▶ [TASKS AND EXERCISES]:
(A) In the column, reproduce the passage starting with "It seems a bit" and going on through "men are not.", replacing "police car" with "squad car".
(B) Answer the following questions using the column, one answer per line, marked as the questions are:
(i) What item does the writer say was lost last Saturday night, and during what activity?
(ii) By what name will the college's administration be referred to?
(iii) According to the column, what do many of the rational commentators on Trabajadores Por Justicia emphasize about the administration?
(C) Continue the column about the college administration from the point where it stops.

---------- PAGE TEXT ----------

It seems a bit ridiculous to write vitriolically against an evil administration that, as many of the rational commentators on Trabajadores Por Justicia emphasize, isn’t actually evil. There is a part of us all, I think, that would love to be given a reason for which to sacrifice our hearts and souls and clean arrest records—to sit down en masse around that malicious Berkeley police car and know that the whole world is watching, watching because we are righteous and the police car, college administration, government, and powerful white men are not.
Problem is, we’re sort of in paradise here, and rarely does anything ever go very bad at all for most of us. (Ok, I lost a J. Crew maroon V-neck last Saturday night while swimming; my life has been depressingly average ever since.) Nevertheless, I can’t help it—there is a less-than-earth-shattering problem caused by this college’s administration (who shall herein be referred to as “The Man”), and therefore I am going to proceed to bludgeon the pretty face right off of The Man, using incisive wit and an obnoxious vocabulary instead of a spiked war hammer. Disclaimer finished.

---------- EXTRACTED MATERIAL ----------

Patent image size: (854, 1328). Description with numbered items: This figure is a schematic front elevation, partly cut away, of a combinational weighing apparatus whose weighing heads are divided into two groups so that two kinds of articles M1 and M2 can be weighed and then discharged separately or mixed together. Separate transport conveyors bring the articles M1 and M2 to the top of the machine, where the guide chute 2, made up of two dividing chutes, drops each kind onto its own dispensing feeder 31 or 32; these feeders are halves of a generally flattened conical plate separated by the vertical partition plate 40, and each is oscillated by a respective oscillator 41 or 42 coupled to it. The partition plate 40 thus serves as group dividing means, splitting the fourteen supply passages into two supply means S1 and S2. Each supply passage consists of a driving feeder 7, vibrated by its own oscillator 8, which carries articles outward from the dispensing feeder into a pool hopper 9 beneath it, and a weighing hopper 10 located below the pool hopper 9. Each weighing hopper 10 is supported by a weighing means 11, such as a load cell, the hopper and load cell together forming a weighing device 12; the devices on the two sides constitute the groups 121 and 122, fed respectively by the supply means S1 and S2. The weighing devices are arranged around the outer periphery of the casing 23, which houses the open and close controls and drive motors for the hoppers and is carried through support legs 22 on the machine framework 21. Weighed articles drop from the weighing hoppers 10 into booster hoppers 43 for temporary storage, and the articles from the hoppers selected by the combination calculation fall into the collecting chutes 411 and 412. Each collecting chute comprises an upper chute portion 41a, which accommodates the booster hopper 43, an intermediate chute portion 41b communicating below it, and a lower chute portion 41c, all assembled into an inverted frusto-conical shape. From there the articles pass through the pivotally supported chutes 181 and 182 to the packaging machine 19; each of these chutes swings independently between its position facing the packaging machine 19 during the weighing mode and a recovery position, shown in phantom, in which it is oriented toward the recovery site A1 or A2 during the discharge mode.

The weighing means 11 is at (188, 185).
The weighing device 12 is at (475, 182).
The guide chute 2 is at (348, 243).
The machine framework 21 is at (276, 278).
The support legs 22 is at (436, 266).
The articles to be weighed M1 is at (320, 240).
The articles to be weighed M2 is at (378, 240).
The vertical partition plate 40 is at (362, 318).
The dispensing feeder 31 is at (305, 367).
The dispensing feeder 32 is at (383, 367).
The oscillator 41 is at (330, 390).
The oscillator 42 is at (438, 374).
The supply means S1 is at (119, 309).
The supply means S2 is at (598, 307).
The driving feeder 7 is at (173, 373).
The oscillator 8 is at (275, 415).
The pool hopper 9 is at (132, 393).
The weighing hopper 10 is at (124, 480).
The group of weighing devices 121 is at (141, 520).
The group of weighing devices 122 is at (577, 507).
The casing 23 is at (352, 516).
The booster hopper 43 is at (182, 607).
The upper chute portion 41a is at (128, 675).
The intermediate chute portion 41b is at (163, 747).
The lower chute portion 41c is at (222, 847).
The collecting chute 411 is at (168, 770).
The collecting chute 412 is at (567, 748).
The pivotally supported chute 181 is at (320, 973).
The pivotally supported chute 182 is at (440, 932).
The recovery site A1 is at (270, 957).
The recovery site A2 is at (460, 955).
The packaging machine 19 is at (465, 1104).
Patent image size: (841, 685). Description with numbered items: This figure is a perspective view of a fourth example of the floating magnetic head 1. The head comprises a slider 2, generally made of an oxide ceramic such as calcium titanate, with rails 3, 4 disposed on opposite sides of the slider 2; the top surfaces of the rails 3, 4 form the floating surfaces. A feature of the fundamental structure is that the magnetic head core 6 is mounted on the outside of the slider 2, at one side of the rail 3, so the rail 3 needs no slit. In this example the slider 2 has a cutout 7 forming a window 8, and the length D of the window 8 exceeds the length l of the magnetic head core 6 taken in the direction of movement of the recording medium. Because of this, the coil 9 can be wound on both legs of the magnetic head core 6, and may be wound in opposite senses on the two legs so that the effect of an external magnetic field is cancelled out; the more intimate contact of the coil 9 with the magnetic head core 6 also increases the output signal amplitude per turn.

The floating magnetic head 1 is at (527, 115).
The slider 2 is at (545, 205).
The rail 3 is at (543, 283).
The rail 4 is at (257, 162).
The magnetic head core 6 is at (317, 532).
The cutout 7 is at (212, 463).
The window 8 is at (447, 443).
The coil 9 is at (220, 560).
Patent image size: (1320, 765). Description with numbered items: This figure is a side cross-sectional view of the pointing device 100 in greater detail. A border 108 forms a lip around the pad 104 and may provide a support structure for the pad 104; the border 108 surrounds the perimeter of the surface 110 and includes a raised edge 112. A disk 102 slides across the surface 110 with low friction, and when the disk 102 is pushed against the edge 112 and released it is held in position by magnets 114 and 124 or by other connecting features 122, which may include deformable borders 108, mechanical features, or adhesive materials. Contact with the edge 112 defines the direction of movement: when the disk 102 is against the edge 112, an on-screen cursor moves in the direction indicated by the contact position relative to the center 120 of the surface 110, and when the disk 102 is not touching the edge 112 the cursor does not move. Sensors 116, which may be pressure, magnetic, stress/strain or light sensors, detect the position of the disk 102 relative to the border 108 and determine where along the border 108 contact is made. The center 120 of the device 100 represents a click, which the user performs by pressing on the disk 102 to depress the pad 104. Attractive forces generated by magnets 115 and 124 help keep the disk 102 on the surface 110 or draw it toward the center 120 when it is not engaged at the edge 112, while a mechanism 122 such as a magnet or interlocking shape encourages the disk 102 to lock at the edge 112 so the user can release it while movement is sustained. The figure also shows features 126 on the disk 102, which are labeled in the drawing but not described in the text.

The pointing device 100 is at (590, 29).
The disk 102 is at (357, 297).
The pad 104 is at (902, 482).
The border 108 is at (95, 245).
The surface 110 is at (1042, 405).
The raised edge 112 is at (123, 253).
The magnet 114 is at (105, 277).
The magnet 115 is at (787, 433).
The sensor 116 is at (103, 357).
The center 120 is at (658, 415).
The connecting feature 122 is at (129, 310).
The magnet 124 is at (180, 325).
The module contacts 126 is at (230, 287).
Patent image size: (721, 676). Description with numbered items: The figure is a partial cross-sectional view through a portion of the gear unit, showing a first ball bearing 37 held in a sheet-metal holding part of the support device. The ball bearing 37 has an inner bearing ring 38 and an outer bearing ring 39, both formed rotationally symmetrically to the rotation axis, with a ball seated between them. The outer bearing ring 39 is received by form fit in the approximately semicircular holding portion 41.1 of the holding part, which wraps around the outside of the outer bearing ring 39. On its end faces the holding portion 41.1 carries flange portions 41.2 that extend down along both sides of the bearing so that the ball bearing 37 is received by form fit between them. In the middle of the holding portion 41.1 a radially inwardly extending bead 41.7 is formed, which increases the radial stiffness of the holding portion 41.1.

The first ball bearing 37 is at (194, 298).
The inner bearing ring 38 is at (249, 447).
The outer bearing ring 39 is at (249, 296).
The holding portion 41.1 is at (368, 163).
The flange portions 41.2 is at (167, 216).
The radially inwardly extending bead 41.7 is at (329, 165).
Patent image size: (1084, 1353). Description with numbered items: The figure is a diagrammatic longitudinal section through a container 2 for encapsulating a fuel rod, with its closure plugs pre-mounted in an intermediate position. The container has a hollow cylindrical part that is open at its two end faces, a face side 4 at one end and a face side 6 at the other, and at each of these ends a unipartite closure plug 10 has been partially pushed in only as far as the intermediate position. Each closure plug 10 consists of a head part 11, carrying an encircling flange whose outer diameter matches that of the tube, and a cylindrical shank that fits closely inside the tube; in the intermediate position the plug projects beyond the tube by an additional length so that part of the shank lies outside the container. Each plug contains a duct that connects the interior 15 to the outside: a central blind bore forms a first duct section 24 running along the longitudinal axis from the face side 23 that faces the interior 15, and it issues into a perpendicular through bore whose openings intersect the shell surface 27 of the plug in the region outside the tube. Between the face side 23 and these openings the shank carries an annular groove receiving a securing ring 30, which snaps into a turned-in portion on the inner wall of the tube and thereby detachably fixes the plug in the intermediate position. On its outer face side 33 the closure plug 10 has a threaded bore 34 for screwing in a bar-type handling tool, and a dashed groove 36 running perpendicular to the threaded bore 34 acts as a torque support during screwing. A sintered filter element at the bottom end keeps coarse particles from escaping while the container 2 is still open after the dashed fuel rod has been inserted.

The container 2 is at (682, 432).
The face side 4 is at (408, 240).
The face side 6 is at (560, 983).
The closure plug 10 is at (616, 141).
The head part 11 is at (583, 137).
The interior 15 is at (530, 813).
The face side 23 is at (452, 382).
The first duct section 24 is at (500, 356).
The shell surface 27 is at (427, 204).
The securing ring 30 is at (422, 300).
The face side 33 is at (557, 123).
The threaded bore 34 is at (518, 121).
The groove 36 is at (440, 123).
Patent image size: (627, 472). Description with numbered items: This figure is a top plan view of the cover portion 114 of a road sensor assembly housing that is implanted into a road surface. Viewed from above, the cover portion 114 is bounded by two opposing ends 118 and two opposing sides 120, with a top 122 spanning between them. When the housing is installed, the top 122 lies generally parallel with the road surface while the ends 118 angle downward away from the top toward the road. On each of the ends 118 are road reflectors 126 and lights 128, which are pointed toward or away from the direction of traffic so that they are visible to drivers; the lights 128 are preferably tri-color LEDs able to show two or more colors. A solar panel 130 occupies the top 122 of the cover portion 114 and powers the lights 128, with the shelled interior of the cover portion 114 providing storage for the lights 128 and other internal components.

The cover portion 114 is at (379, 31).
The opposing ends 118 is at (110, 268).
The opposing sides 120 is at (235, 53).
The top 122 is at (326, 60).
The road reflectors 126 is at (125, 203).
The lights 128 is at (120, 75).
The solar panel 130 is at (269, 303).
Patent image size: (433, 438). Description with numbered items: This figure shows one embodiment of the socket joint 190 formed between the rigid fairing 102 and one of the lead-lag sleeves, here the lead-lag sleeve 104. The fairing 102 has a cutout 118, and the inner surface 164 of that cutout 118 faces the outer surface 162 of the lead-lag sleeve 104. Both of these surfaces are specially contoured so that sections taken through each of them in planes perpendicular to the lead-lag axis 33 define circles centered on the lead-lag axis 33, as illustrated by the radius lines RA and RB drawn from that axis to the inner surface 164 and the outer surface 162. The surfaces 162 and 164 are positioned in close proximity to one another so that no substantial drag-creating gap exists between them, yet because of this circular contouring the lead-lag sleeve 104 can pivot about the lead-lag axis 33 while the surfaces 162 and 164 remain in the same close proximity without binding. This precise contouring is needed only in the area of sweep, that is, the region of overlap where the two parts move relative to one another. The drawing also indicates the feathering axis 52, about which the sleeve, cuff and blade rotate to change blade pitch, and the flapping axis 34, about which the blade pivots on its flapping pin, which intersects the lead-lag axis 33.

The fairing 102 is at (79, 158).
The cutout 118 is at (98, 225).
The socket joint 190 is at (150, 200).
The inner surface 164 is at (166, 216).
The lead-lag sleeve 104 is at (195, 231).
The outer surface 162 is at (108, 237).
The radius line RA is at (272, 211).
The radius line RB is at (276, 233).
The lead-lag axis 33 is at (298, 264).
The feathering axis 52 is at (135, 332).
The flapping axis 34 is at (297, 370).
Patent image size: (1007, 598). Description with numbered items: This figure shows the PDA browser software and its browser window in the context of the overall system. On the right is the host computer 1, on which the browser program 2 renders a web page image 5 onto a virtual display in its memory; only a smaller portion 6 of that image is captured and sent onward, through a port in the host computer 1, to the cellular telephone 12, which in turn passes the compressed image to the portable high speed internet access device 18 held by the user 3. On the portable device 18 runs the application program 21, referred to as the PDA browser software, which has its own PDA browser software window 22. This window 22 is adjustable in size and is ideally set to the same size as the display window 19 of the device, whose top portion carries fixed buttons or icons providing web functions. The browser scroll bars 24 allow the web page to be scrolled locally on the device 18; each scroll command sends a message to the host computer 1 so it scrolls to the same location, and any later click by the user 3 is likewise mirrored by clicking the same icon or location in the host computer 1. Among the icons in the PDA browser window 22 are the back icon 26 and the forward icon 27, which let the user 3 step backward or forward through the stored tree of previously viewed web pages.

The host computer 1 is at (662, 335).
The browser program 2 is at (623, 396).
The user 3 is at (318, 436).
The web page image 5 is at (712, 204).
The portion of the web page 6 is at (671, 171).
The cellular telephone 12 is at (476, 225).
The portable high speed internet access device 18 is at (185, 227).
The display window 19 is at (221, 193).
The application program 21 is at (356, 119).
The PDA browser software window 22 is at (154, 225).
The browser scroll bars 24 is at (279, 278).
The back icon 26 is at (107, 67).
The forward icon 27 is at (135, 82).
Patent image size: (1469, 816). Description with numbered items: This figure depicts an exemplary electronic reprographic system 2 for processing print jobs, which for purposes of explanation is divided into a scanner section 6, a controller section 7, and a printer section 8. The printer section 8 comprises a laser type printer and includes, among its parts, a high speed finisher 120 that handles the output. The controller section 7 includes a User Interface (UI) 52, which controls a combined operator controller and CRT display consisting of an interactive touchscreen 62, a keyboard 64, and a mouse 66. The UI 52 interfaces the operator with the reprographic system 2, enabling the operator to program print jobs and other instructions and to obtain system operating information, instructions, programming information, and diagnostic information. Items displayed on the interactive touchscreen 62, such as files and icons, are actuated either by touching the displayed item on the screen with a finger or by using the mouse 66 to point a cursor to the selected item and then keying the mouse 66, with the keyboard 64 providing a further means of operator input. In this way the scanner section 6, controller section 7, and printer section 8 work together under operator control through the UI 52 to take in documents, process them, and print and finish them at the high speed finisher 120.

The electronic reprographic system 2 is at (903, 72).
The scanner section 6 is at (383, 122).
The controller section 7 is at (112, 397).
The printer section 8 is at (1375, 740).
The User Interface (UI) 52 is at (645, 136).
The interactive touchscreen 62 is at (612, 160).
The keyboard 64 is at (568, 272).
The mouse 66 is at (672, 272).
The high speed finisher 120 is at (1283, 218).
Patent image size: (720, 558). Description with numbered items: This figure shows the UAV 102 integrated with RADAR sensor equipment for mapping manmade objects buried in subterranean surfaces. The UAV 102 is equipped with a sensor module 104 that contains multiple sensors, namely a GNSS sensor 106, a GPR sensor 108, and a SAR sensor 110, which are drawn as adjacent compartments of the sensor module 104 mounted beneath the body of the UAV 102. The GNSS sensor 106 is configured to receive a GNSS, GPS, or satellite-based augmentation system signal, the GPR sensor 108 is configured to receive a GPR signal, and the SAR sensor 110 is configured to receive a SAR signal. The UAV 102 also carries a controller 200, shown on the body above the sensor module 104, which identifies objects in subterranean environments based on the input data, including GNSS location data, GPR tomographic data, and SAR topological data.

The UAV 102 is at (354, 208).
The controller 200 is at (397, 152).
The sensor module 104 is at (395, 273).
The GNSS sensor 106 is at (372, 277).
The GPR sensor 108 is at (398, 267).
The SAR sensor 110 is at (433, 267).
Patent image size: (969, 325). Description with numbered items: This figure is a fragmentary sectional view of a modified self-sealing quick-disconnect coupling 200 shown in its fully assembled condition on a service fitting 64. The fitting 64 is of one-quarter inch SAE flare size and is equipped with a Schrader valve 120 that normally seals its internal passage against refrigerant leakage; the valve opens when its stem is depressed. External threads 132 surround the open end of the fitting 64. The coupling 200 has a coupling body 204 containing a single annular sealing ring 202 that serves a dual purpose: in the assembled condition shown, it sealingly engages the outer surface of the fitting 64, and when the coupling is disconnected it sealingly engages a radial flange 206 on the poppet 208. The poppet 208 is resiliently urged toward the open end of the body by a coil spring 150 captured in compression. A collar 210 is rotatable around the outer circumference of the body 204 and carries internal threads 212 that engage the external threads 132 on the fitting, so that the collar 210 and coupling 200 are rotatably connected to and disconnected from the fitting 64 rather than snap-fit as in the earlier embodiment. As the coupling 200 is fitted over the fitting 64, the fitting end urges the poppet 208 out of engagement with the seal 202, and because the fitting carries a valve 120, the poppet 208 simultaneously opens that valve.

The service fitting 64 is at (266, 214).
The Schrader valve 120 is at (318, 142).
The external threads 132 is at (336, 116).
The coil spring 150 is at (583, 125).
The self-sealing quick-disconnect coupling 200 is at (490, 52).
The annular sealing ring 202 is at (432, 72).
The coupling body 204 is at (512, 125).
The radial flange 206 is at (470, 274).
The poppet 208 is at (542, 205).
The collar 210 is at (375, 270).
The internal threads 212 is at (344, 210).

----------

▶ [WRITTEN RESPONSES]:
(A)
It seems a bit ridiculous to write vitriolically against an evil administration that, as many of the rational commentators on Trabajadores Por Justicia emphasize, isn’t actually evil. There is a part of us all, I think, that would love to be given a reason for which to sacrifice our hearts and souls and clean arrest records—to sit down en masse around that malicious Berkeley squad car and know that the whole world is watching, watching because we are righteous and the squad car, college administration, government, and powerful white men are not.

(B)
(i) A J. Crew maroon V-neck, lost while swimming.
(ii) "The Man."
(iii) That it isn't actually evil.

(C)
“OA Selection Proves Strict on Disciplinary History,” an article by Nina Nirema in last week’s TSL, contends that between 14 and 15 OA leader applicants were banned from OA selection after being chosen by the OA Leader Selection Committee, and therefore these 14-15 OA leaders will never be selected after all. Somewhere between some and all of the students are being de-selected due to “past disciplinary conduct including alcohol violations.”
Let’s not even start with the murky undisclosed details (i.e., who actually made this decision and why?) or the list of really good OA leaders that won’t be leading OAs. Another disclaimer: I think some of my friends were on the “banned” list, but I don’t really know, since the list is kept in The Man’s locked cave right next to all of the bongs they confiscate. No, I’ll skip my long-winded formalities and cut to the pink of the filet, if you will.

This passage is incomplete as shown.